Written task - Look for "frac" in each line of the entries, and return the matching lines.
━━━━━ Records ━━━━━
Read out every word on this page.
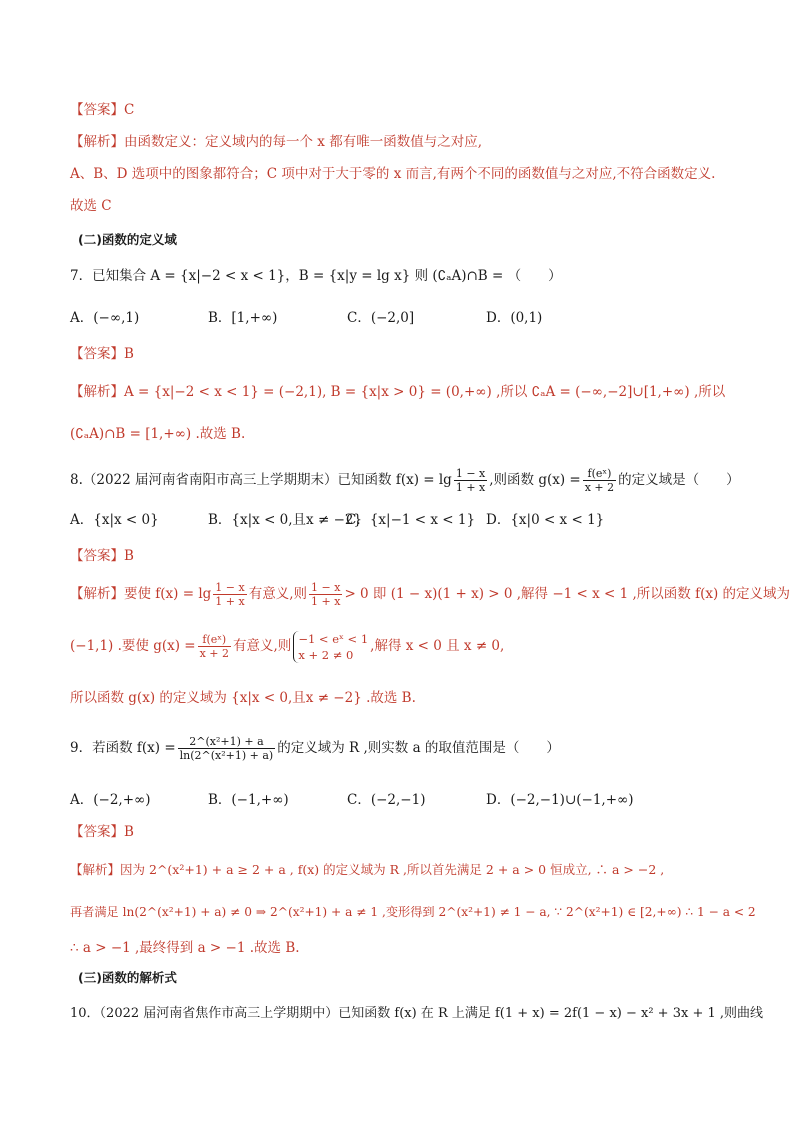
【答案】C
【解析】由函数定义：定义域内的每一个 x 都有唯一函数值与之对应,
A、B、D 选项中的图象都符合；C 项中对于大于零的 x 而言,有两个不同的函数值与之对应,不符合函数定义.
故选 C
(二)函数的定义域
7．已知集合 A = {x|−2 < x < 1}，B = {x|y = lg x} 则 (∁ₐA)∩B = （　　）
A．(−∞,1)	B．[1,+∞)	C．(−2,0]	D．(0,1)
【答案】B
【解析】A = {x|−2 < x < 1} = (−2,1), B = {x|x > 0} = (0,+∞) ,所以 ∁ₐA = (−∞,−2]∪[1,+∞) ,所以
(∁ₐA)∩B = [1,+∞) .故选 B.
8.（2022 届河南省南阳市高三上学期期末）已知函数 $f(x) = \lg \frac{1 - x}{1 + x}$ ,则函数 $g(x) = \frac{\text{f(eˣ)}}{x + 2}$ 的定义域是（　　）
A．{x|x < 0}	B．{x|x < 0,且x ≠ −2}
C．{x|−1 < x < 1} D．{x|0 < x < 1}
【答案】B
【解析】要使 $f(x) = \lg \frac{1 - x}{1 + x}$ 有意义,则 $\frac{1 - x}{1 + x} > 0$ 即 (1 − x)(1 + x) > 0 ,解得 −1 < x < 1 ,所以函数 f(x) 的定义域为
(−1,1) .要使 $g(x) = \frac{\text{f(eˣ)}}{x + 2}$ 有意义,则 −1 < eˣ < 1
x + 2 ≠ 0
,解得 x < 0 且 x ≠ 0,
所以函数 g(x) 的定义域为 {x|x < 0,且x ≠ −2} .故选 B.
9．若函数 $f(x) = \frac{\text{2\textasciicircum{}(x²+1) + a}}{\text{ln(2\textasciicircum{}(x²+1) + a)}}$ 的定义域为 R ,则实数 a 的取值范围是（　　）
A．(−2,+∞)	B．(−1,+∞)	C．(−2,−1)	D．(−2,−1)∪(−1,+∞)
【答案】B
【解析】因为 2^(x²+1) + a ≥ 2 + a , f(x) 的定义域为 R ,所以首先满足 2 + a > 0 恒成立, ∴ a > −2 ,
再者满足 ln(2^(x²+1) + a) ≠ 0 ⇒ 2^(x²+1) + a ≠ 1 ,变形得到 2^(x²+1) ≠ 1 − a, ∵ 2^(x²+1) ∈ [2,+∞) ∴ 1 − a < 2
∴ a > −1 ,最终得到 a > −1 .故选 B.
(三)函数的解析式
10．（2022 届河南省焦作市高三上学期期中）已知函数 f(x) 在 R 上满足 f(1 + x) = 2f(1 − x) − x² + 3x + 1 ,则曲线
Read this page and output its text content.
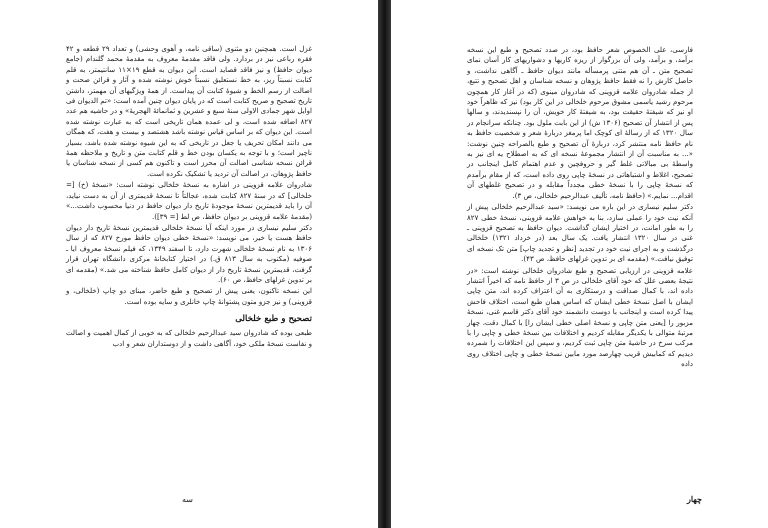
غزل است. همچنین دو مثنوی (ساقی نامه، و آهوی وحشی) و تعداد ۲۹ قطعه و ۴۲ فقره رباعی نیز در بردارد. ولی فاقد مقدمهٔ معروف به مقدمهٔ محمد گلندام (جامع دیوان حافظ) و نیز فاقد قصاید است. این دیوان به قطع ۱۹×۱۱ سانتیمتر، به قلم کتابت نسبتاً ریز، به خط نستعلیق نسبتاً خوش نوشته شده و آثار و قرائن صحت و اصالت از رسم الخط و شیوهٔ کتابت آن پیداست. از همهٔ ویژگیهای آن مهمتر، داشتن تاریخ تصحیح و صریح کتابت است که در پایان دیوان چنین آمده است: «تم الدیوان فی اوایل شهر جمادی الاولی سنهٔ سبع و عشرین و ثمانمائهٔ الهجریهٔ» و در حاشیه هم عدد ۸۲۷ اضافه شده است، و لی عمده همان تاریخی است که به عبارت نوشته شده است. این دیوان که بر اساس قیاس نوشته باشد هشتصد و بیست و هفت، که همگان می دانند امکان تحریف یا جعل در تاریخی که به این شیوه نوشته شده باشد، بسیار ناچیز است؛ و با توجه به یکسان بودن خط و قلم کتابت متن و تاریخ و ملاحظه همهٔ قرائن نسخه شناسی اصالت آن محرز است و تاکنون هم کسی از نسخه شناسان یا حافظ پژوهان، در اصالت آن تردید یا تشکیک نکرده است.

شادروان علامه قزوینی در اشاره به نسخهٔ خلخالی نوشته است: «نسخهٔ (خ) [= خلخالی] که در سنهٔ ۸۲۷ کتابت شده، عجالتاً تا نسخهٔ قدیمتری از آن به دست نیاید، آن را باید قدیمترین نسخهٔ موجودهٔ تاریخ دار دیوان حافظ در دنیا محسوب داشت...» (مقدمهٔ علامه قزوینی بر دیوان حافظ، ص لط [= ۳۹]).

دکتر سلیم نیساری در مورد اینکه آیا نسخهٔ خلخالی قدیمترین نسخهٔ تاریخ دار دیوان حافظ هست یا خیر، می نویسد: «نسخهٔ خطی دیوان حافظ مورخ ۸۲۷ که از سال ۱۳۰۶ به نام نسخهٔ خلخالی شهرت دارد، تا اسفند ۱۳۴۹، که فیلم نسخهٔ معروف ایا ـ صوفیه (مکتوب به سال ۸۱۳ ق.) در اختیار کتابخانهٔ مرکزی دانشگاه تهران قرار گرفت، قدیمترین نسخهٔ تاریخ دار از دیوان کامل حافظ شناخته می شد.» (مقدمه ای بر تدوین غزلهای حافظ، ص ۶۰).

این نسخه تاکنون، یعنی پیش از تصحیح و طبع حاضر، مبنای دو چاپ (خلخالی، و قزوینی) و نیز جزو متون پشتوانهٔ چاپ خانلری و سایه بوده است.

تصحیح و طبع خلخالی

طبعی بوده که شادروان سید عبدالرحیم خلخالی که به خوبی از کمال اهمیت و اصالت و نفاست نسخهٔ ملکی خود، آگاهی داشت و از دوستداران شعر و ادب

سه

فارسی، علی الخصوص شعر حافظ بود، در صدد تصحیح و طبع این نسخه برآمد، و برآمد، ولی آن بزرگوار از ریزه کاریها و دشواریهای کار آسان نمای تصحیح متن ـ آن هم متنی پرمسأله مانند دیوان حافظ ـ آگاهی نداشت، و حاصل کارش را نه فقط حافظ پژوهان و نسخه شناسان و اهل تصحیح و تتبع، از جمله شادروان علامه قزوینی که شادروان مینوی (که در آغاز کار همچون مرحوم رشید یاسمی مشوق مرحوم خلخالی در این کار بود) نیز که ظاهراً خود او نیز که شیفتهٔ حقیقت بود، به شیفتهٔ کار خویش، آن را نپسندیدند، و سالها پس از انتشار آن تصحیح (۱۳۰۶ ش) از این بابت ملول بود. چنانکه سرانجام در سال ۱۳۲۰ که از رسالهٔ ای کوچک اما پرمغز دربارهٔ شعر و شخصیت حافظ به نام حافظ نامه منتشر کرد، دربارهٔ آن تصحیح و طبع بالصراحه چنین نوشت: «... به مناسبت آن از انتشار مجموعهٔ نسخه ای که به اصطلاح یه ای نیز به واسطهٔ بی مبالاتی غلط گیر و حروفچین و عدم اهتمام کامل اینجانب در تصحیح، اغلاط و اشتباهاتی در نسخهٔ چاپی روی داده است، که از مقام برآمدم که نسخهٔ چاپی را با نسخهٔ خطی مجدداً مقابله و در تصحیح غلطهای آن اقدام... نمایم.» (حافظ نامه، تألیف عبدالرحیم خلخالی، ص ۳).

دکتر سلیم نیساری در این باره می نویسد: «سید عبدالرحیم خلخالی پیش از آنکه نیت خود را عملی سازد، بنا به خواهش علامه قزوینی، نسخهٔ خطی ۸۲۷ را به طور امانت، در اختیار ایشان گذاشت. دیوان حافظ به تصحیح قزوینی ـ غنی در سال ۱۳۲۰ انتشار یافت. یک سال بعد (در خرداد ۱۳۲۱) خلخالی درگذشت و به اجرای نیت خود در تجدید [نظر و تجدید چاپ] متن تک نسخه ای توفیق نیافت.» (مقدمه ای بر تدوین غزلهای حافظ، ص ۴۳).

علامه قزوینی در ارزیابی تصحیح و طبع شادروان خلخالی نوشته است: «در نتیجهٔ بعضی علل که خود آقای خلخالی در ص ۳ از حافظ نامه که اخیراً انتشار داده اند، با کمال صداقت و درستکاری به آن اعتراف کرده اند، متن چاپی ایشان با اصل نسخهٔ خطی ایشان که اساس همان طبع است، اختلاف فاحش پیدا کرده است و اینجانب با دوست دانشمند خود آقای دکتر قاسم غنی، نسخهٔ مزبور را [یعنی متن چاپی و نسخهٔ اصلی خطی ایشان را] با کمال دقت، چهار مرتبهٔ متوالی با یکدیگر مقابله کردیم و اختلافات بین نسخهٔ خطی و چاپی را با مرکب سرخ در حاشیهٔ متن چاپی ثبت کردیم، و سپس این اختلافات را شمرده دیدیم که کمابیش قریب چهارصد مورد مابین نسخهٔ خطی و چاپی اختلاف روی داده

چهار
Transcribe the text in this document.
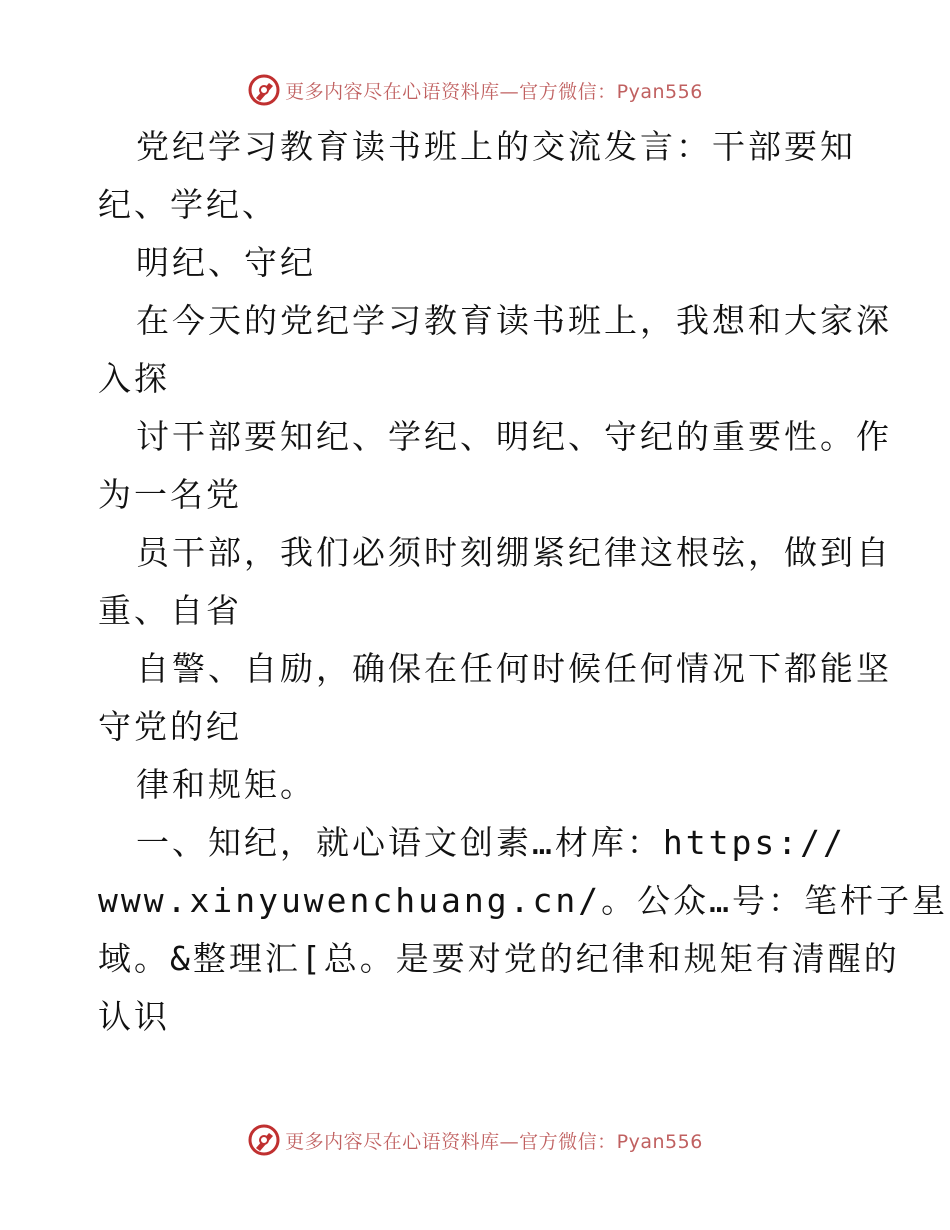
更多内容尽在心语资料库—官方微信：Pyan556
党纪学习教育读书班上的交流发言：干部要知
纪、学纪、
明纪、守纪
在今天的党纪学习教育读书班上，我想和大家深
入探
讨干部要知纪、学纪、明纪、守纪的重要性。作
为一名党
员干部，我们必须时刻绷紧纪律这根弦，做到自
重、自省
自警、自励，确保在任何时候任何情况下都能坚
守党的纪
律和规矩。
一、知纪，就心语文创素…材库：https://
www.xinyuwenchuang.cn/。公众…号：笔杆子星
域。&整理汇[总。是要对党的纪律和规矩有清醒的
认识
更多内容尽在心语资料库—官方微信：Pyan556
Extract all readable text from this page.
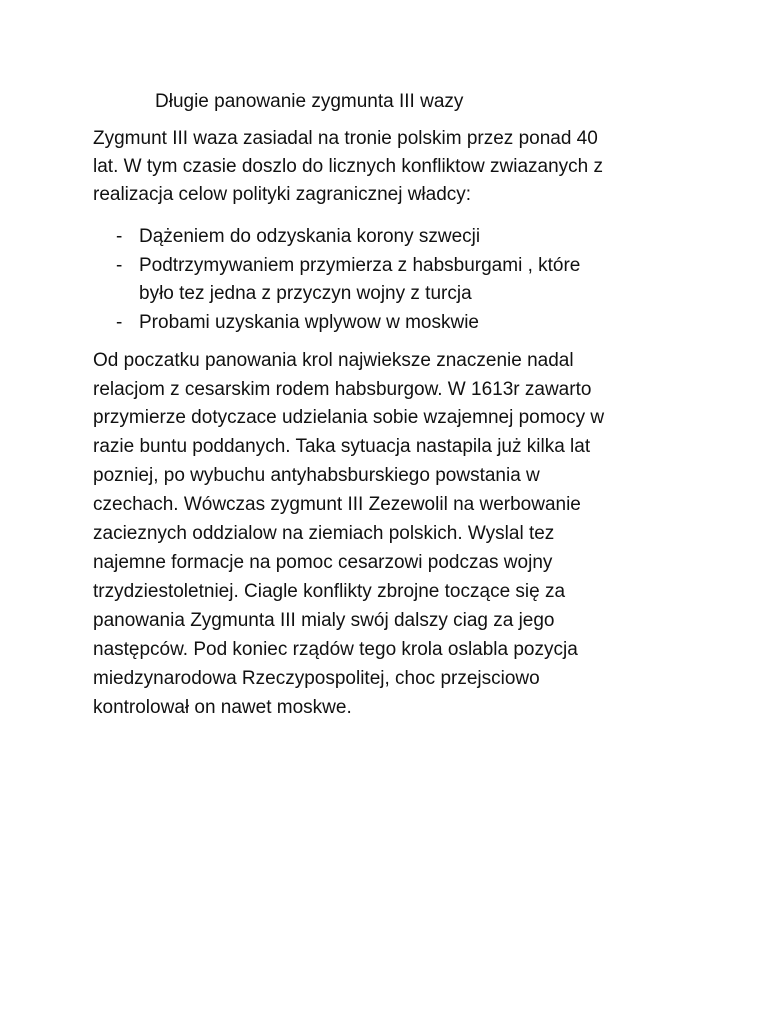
Długie panowanie zygmunta III wazy
Zygmunt III waza zasiadal na tronie polskim przez ponad 40
lat. W tym czasie doszlo do licznych konfliktow zwiazanych z
realizacja celow polityki zagranicznej władcy:
- Dążeniem do odzyskania korony szwecji
- Podtrzymywaniem przymierza z habsburgami , które
było tez jedna z przyczyn wojny z turcja
- Probami uzyskania wplywow w moskwie
Od poczatku panowania krol najwieksze znaczenie nadal
relacjom z cesarskim rodem habsburgow. W 1613r zawarto
przymierze dotyczace udzielania sobie wzajemnej pomocy w
razie buntu poddanych. Taka sytuacja nastapila już kilka lat
pozniej, po wybuchu antyhabsburskiego powstania w
czechach. Wówczas zygmunt III Zezewolil na werbowanie
zacieznych oddzialow na ziemiach polskich. Wyslal tez
najemne formacje na pomoc cesarzowi podczas wojny
trzydziestoletniej. Ciagle konflikty zbrojne toczące się za
panowania Zygmunta III mialy swój dalszy ciag za jego
następców. Pod koniec rządów tego krola oslabla pozycja
miedzynarodowa Rzeczypospolitej, choc przejsciowo
kontrolował on nawet moskwe.
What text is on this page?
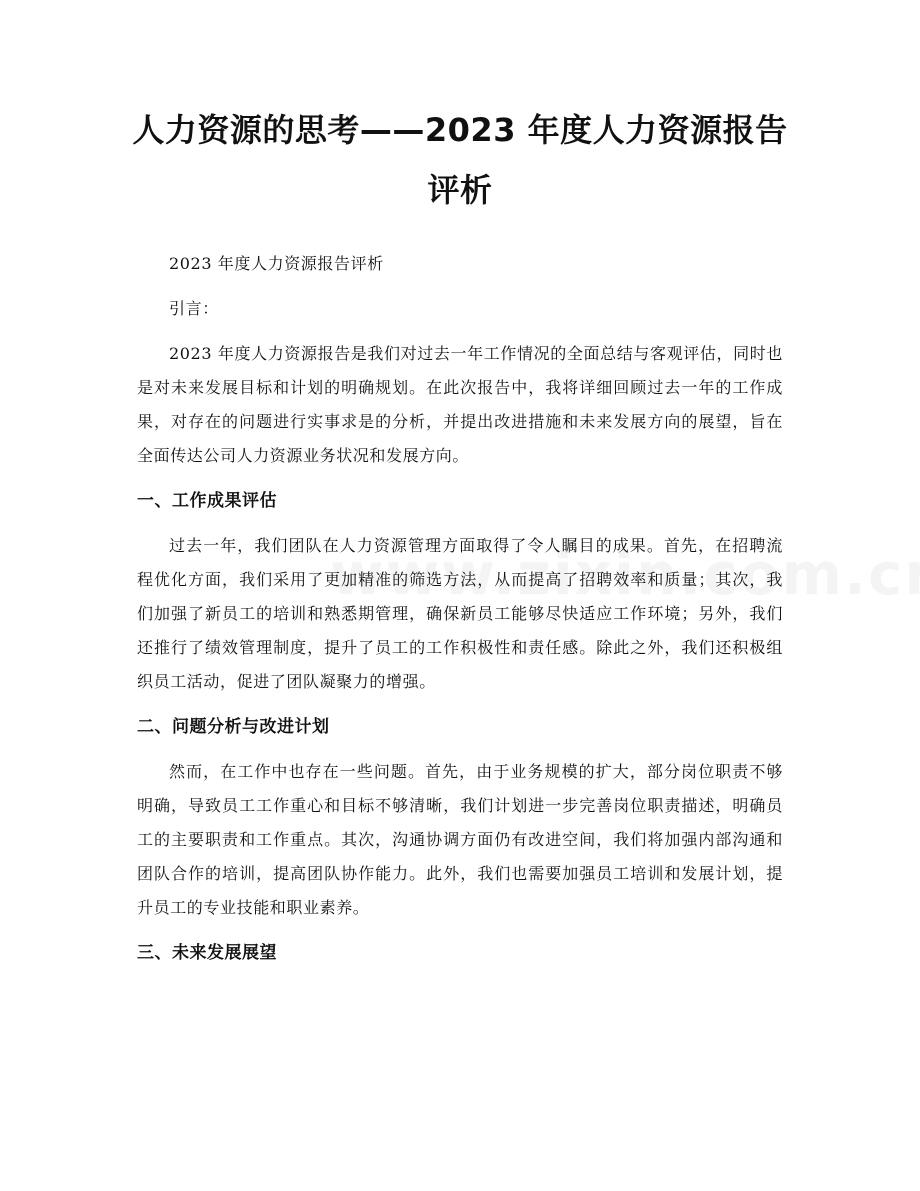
人力资源的思考——2023 年度人力资源报告
评析

2023 年度人力资源报告评析

引言：

2023 年度人力资源报告是我们对过去一年工作情况的全面总结与客观评估，同时也是对未来发展目标和计划的明确规划。在此次报告中，我将详细回顾过去一年的工作成果，对存在的问题进行实事求是的分析，并提出改进措施和未来发展方向的展望，旨在全面传达公司人力资源业务状况和发展方向。

一、工作成果评估

过去一年，我们团队在人力资源管理方面取得了令人瞩目的成果。首先，在招聘流程优化方面，我们采用了更加精准的筛选方法，从而提高了招聘效率和质量；其次，我们加强了新员工的培训和熟悉期管理，确保新员工能够尽快适应工作环境；另外，我们还推行了绩效管理制度，提升了员工的工作积极性和责任感。除此之外，我们还积极组织员工活动，促进了团队凝聚力的增强。

二、问题分析与改进计划

然而，在工作中也存在一些问题。首先，由于业务规模的扩大，部分岗位职责不够明确，导致员工工作重心和目标不够清晰，我们计划进一步完善岗位职责描述，明确员工的主要职责和工作重点。其次，沟通协调方面仍有改进空间，我们将加强内部沟通和团队合作的培训，提高团队协作能力。此外，我们也需要加强员工培训和发展计划，提升员工的专业技能和职业素养。

三、未来发展展望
━━━━━
Exercise result -
8.（2022 届河南省南阳市高三上学期期末）已知函数 $f(x) = \lg \frac{1 - x}{1 + x}$ ,则函数 $g(x) = \frac{\text{f(eˣ)}}{x + 2}$ 的定义域是（　　）
【解析】要使 $f(x) = \lg \frac{1 - x}{1 + x}$ 有意义,则 $\frac{1 - x}{1 + x} > 0$ 即 (1 − x)(1 + x) > 0 ,解得 −1 < x < 1 ,所以函数 f(x) 的定义域为
(−1,1) .要使 $g(x) = \frac{\text{f(eˣ)}}{x + 2}$ 有意义,则 −1 < eˣ < 1
9．若函数 $f(x) = \frac{\text{2\textasciicircum{}(x²+1) + a}}{\text{ln(2\textasciicircum{}(x²+1) + a)}}$ 的定义域为 R ,则实数 a 的取值范围是（　　）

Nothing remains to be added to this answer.